** START EXTRACTED MATERIAL **
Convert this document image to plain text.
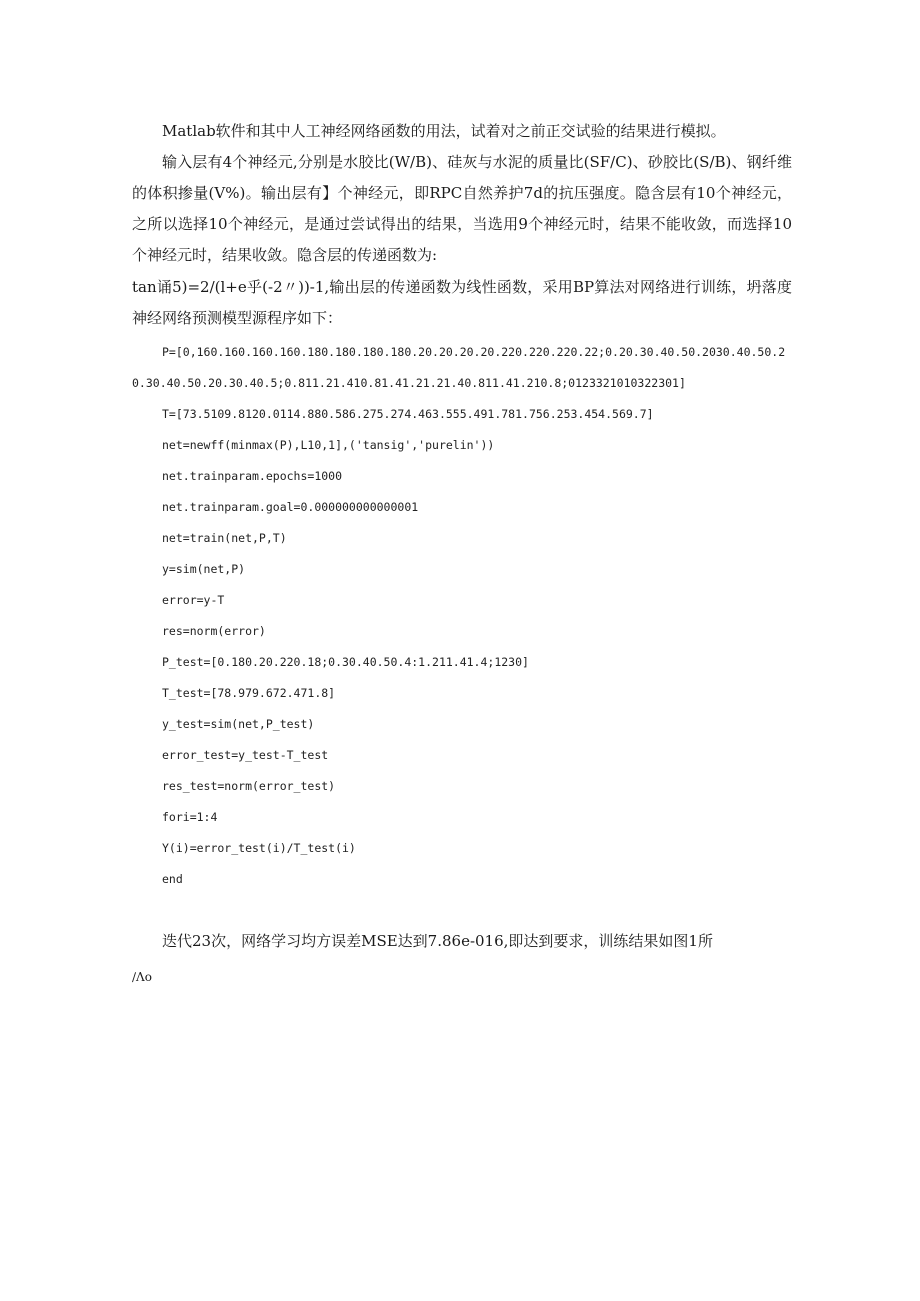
Matlab软件和其中人工神经网络函数的用法，试着对之前正交试验的结果进行模拟。

输入层有4个神经元,分别是水胶比(W/B)、硅灰与水泥的质量比(SF/C)、砂胶比(S/B)、钢纤维的体积掺量(V%)。输出层有】个神经元，即RPC自然养护7d的抗压强度。隐含层有10个神经元，之所以选择10个神经元，是通过尝试得出的结果，当选用9个神经元时，结果不能收敛，而选择10个神经元时，结果收敛。隐含层的传递函数为:

tan诵5)=2/(l+e乎(-2〃))-1,输出层的传递函数为线性函数，采用BP算法对网络进行训练，坍落度神经网络预测模型源程序如下：

P=[0,160.160.160.160.180.180.180.180.20.20.20.20.220.220.220.22;0.20.30.40.50.2030.40.50.20.30.40.50.20.30.40.5;0.811.21.410.81.41.21.21.40.811.41.210.8;0123321010322301]
T=[73.5109.8120.0114.880.586.275.274.463.555.491.781.756.253.454.569.7]
net=newff(minmax(P),L10,1],('tansig','purelin'))
net.trainparam.epochs=1000
net.trainparam.goal=0.000000000000001
net=train(net,P,T)
y=sim(net,P)
error=y-T
res=norm(error)
P_test=[0.180.20.220.18;0.30.40.50.4:1.211.41.4;1230]
T_test=[78.979.672.471.8]
y_test=sim(net,P_test)
error_test=y_test-T_test
res_test=norm(error_test)
fori=1:4
Y(i)=error_test(i)/T_test(i)
end

迭代23次，网络学习均方误差MSE达到7.86e-016,即达到要求，训练结果如图1所

∕Λo
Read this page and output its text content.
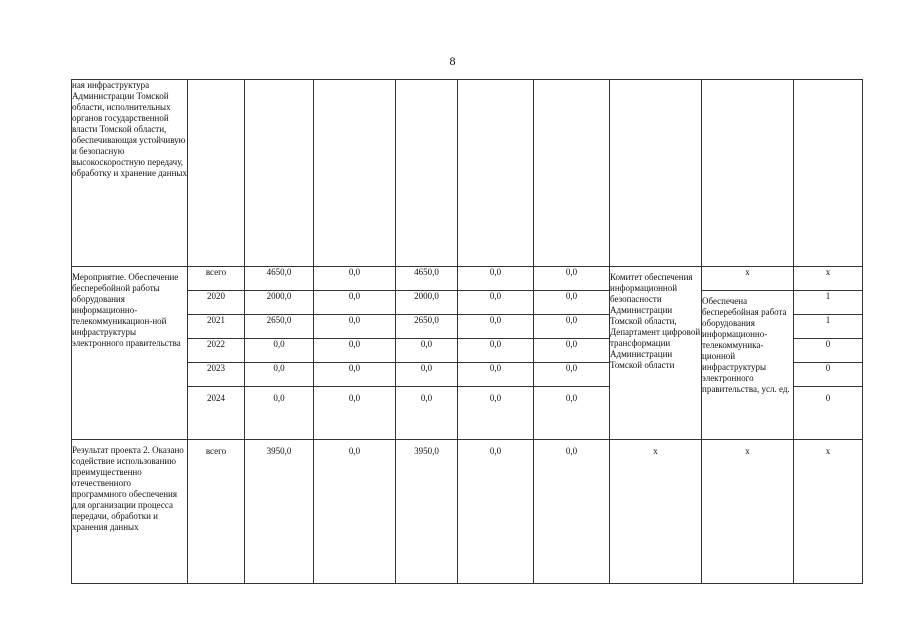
8
ная инфраструктура Администрации Томской области, исполнительных органов государственной власти Томской области, обеспечивающая устойчивую и безопасную высокоскоростную передачу, обработку и хранение данных									
Мероприятие. Обеспечение бесперебойной работы оборудования информационно-телекоммуникацион-ной инфраструктуры электронного правительства	всего	4650,0	0,0	4650,0	0,0	0,0	Комитет обеспечения информационной безопасности Администрации Томской области, Департамент цифровой трансформации Администрации Томской области	x	x
	2020	2000,0	0,0	2000,0	0,0	0,0		Обеспечена бесперебойная работа оборудования информационно-телекоммуника-ционной инфраструктуры электронного правительства, усл. ед.	1
	2021	2650,0	0,0	2650,0	0,0	0,0			1
	2022	0,0	0,0	0,0	0,0	0,0			0
	2023	0,0	0,0	0,0	0,0	0,0			0
	2024	0,0	0,0	0,0	0,0	0,0			0
Результат проекта 2. Оказано содействие использованию преимущественно отечественного программного обеспечения для организации процесса передачи, обработки и хранения данных	всего	3950,0	0,0	3950,0	0,0	0,0	x	x	x
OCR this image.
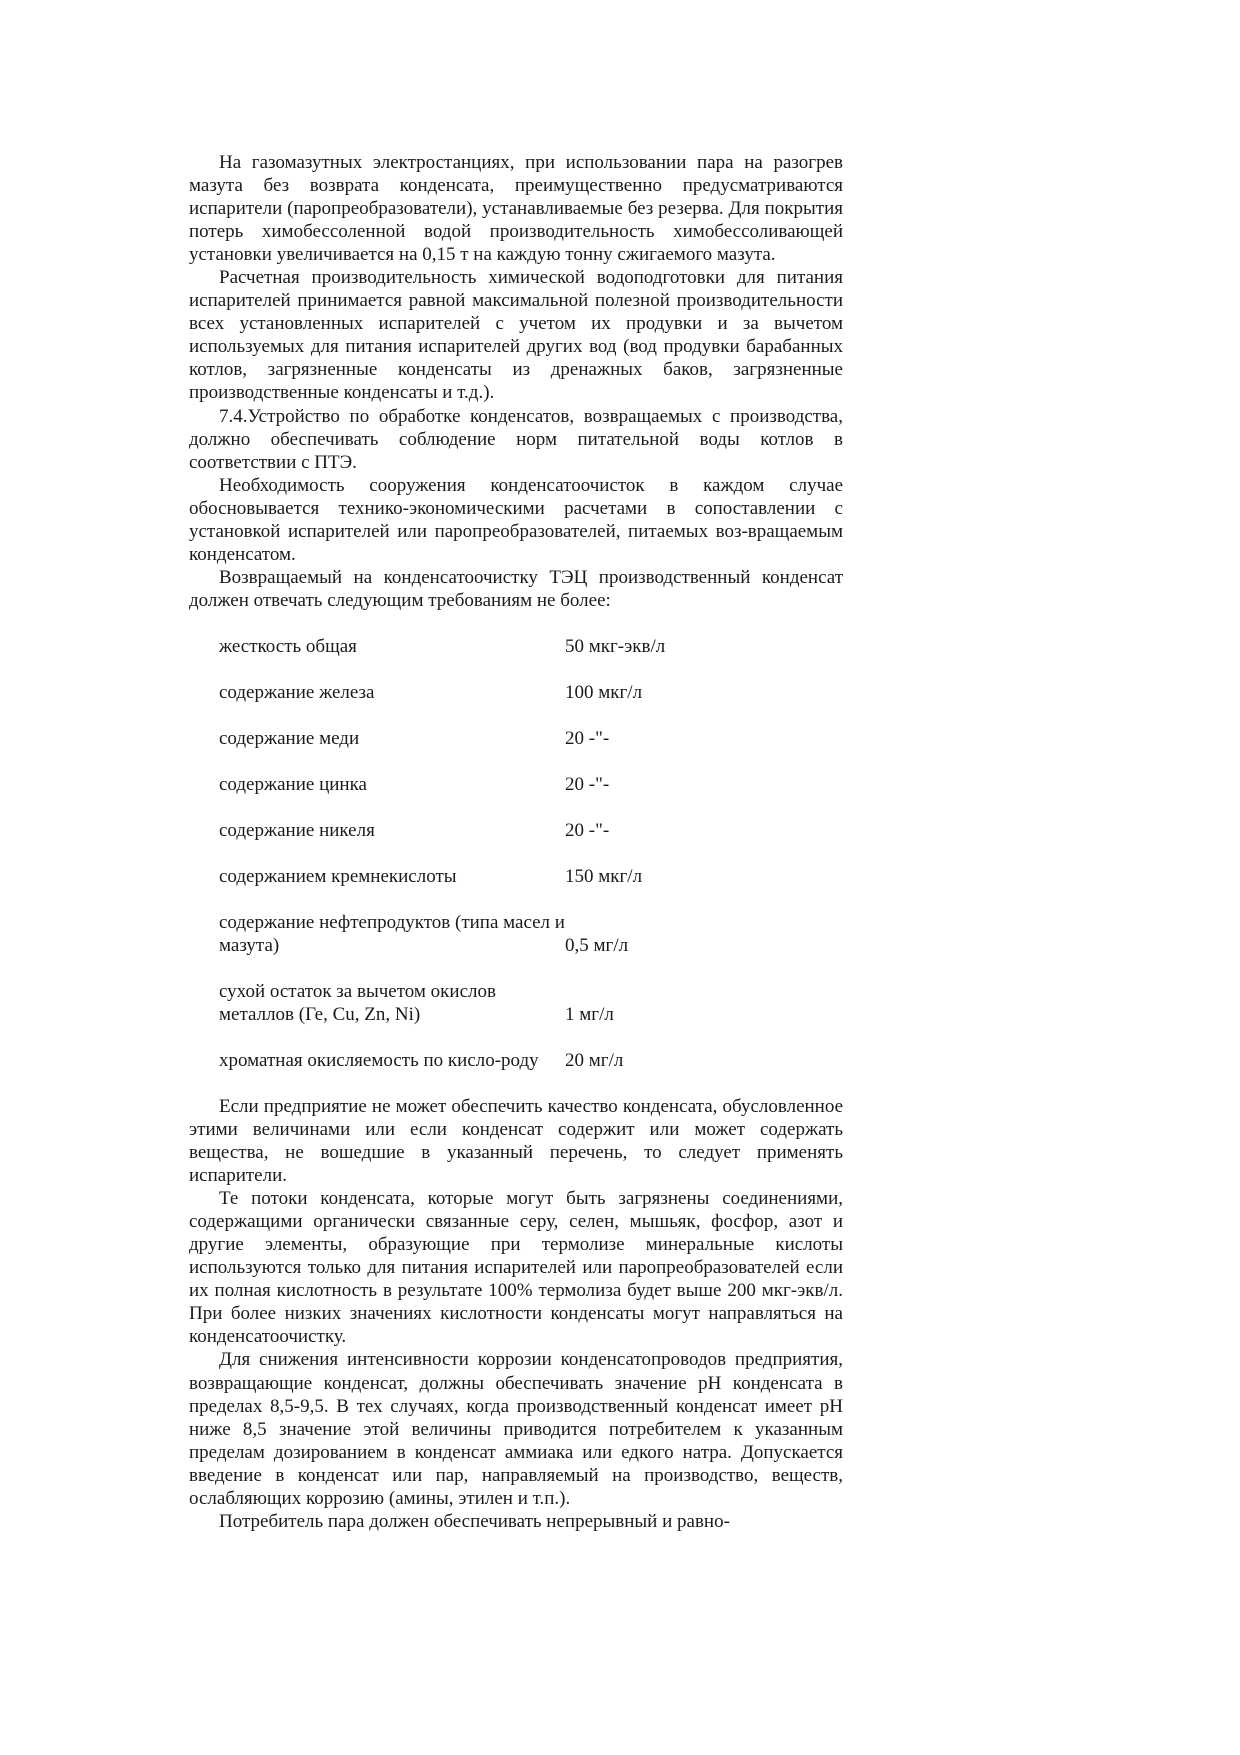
На газомазутных электростанциях, при использовании пара на разогрев мазута без возврата конденсата, преимущественно предусматриваются испарители (паропреобразователи), устанавливаемые без резерва. Для покрытия потерь химобессоленной водой производительность химобессоливающей установки увеличивается на 0,15 т на каждую тонну сжигаемого мазута.

Расчетная производительность химической водоподготовки для питания испарителей принимается равной максимальной полезной производительности всех установленных испарителей с учетом их продувки и за вычетом используемых для питания испарителей других вод (вод продувки барабанных котлов, загрязненные конденсаты из дренажных баков, загрязненные производственные конденсаты и т.д.).

7.4.Устройство по обработке конденсатов, возвращаемых с производства, должно обеспечивать соблюдение норм питательной воды котлов в соответствии с ПТЭ.

Необходимость сооружения конденсатоочисток в каждом случае обосновывается технико-экономическими расчетами в сопоставлении с установкой испарителей или паропреобразователей, питаемых воз-вращаемым конденсатом.

Возвращаемый на конденсатоочистку ТЭЦ производственный конденсат должен отвечать следующим требованиям не более:

жесткость общая	50 мкг-экв/л
содержание железа	100 мкг/л
содержание меди	20 -"-
содержание цинка	20 -"-
содержание никеля	20 -"-
содержанием кремнекислоты	150 мкг/л
содержание нефтепродуктов (типа масел и мазута)	0,5 мг/л
сухой остаток за вычетом окислов металлов (Ге, Cu, Zn, Ni)	1 мг/л
хроматная окисляемость по кисло-роду	20 мг/л

Если предприятие не может обеспечить качество конденсата, обусловленное этими величинами или если конденсат содержит или может содержать вещества, не вошедшие в указанный перечень, то следует применять испарители.

Те потоки конденсата, которые могут быть загрязнены соединениями, содержащими органически связанные серу, селен, мышьяк, фосфор, азот и другие элементы, образующие при термолизе минеральные кислоты используются только для питания испарителей или паропреобразователей если их полная кислотность в результате 100% термолиза будет выше 200 мкг-экв/л. При более низких значениях кислотности конденсаты могут направляться на конденсатоочистку.

Для снижения интенсивности коррозии конденсатопроводов предприятия, возвращающие конденсат, должны обеспечивать значение pH конденсата в пределах 8,5-9,5. В тех случаях, когда производственный конденсат имеет pH ниже 8,5 значение этой величины приводится потребителем к указанным пределам дозированием в конденсат аммиака или едкого натра. Допускается введение в конденсат или пар, направляемый на производство, веществ, ослабляющих коррозию (амины, этилен и т.п.).

Потребитель пара должен обеспечивать непрерывный и равно-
** END EXTRACTED MATERIAL **
STATED TASK: Select and copy every line of the listing with the word "инфраструктуры".

OUTPUT BELOW:
Мероприятие. Обеспечение бесперебойной работы оборудования информационно-телекоммуникацион-ной инфраструктуры электронного правительства	всего	4650,0	0,0	4650,0	0,0	0,0	Комитет обеспечения информационной безопасности Администрации Томской области, Департамент цифровой трансформации Администрации Томской области	x	x
	2020	2000,0	0,0	2000,0	0,0	0,0		Обеспечена бесперебойная работа оборудования информационно-телекоммуника-ционной инфраструктуры электронного правительства, усл. ед.	1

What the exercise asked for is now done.